Work required:
What is the number of lines containing the word "structured"? Give that number alone.

Source data:
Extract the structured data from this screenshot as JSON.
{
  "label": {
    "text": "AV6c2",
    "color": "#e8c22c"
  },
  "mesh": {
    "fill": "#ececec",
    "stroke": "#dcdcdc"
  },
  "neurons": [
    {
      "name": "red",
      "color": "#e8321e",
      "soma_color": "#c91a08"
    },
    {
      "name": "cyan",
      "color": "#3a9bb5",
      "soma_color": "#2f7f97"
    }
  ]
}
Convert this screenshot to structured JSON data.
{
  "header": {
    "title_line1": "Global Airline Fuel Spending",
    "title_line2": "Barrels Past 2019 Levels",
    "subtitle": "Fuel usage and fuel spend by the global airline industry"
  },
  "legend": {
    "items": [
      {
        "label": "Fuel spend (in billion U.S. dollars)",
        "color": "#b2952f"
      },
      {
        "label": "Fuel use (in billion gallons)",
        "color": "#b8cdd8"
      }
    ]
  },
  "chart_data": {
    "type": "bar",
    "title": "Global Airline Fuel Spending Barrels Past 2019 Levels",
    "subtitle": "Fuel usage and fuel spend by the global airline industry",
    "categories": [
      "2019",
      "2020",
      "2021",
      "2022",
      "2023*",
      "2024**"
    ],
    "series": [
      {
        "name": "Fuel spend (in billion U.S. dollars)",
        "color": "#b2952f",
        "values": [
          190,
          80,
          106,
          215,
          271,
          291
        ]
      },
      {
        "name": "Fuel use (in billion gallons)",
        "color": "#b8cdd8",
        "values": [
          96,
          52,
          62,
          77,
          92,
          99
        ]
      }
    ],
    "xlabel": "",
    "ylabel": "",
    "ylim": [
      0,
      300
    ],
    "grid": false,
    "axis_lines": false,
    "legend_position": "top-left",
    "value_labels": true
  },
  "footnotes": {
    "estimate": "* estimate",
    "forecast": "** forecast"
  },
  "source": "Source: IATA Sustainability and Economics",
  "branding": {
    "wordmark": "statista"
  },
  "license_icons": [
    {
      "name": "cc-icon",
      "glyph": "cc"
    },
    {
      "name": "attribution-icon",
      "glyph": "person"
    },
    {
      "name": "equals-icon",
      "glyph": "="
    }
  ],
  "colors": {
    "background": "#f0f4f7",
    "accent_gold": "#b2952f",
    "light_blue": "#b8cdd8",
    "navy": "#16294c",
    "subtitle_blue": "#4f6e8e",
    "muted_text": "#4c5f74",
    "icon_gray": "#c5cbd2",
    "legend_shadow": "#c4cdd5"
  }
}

Written response:
2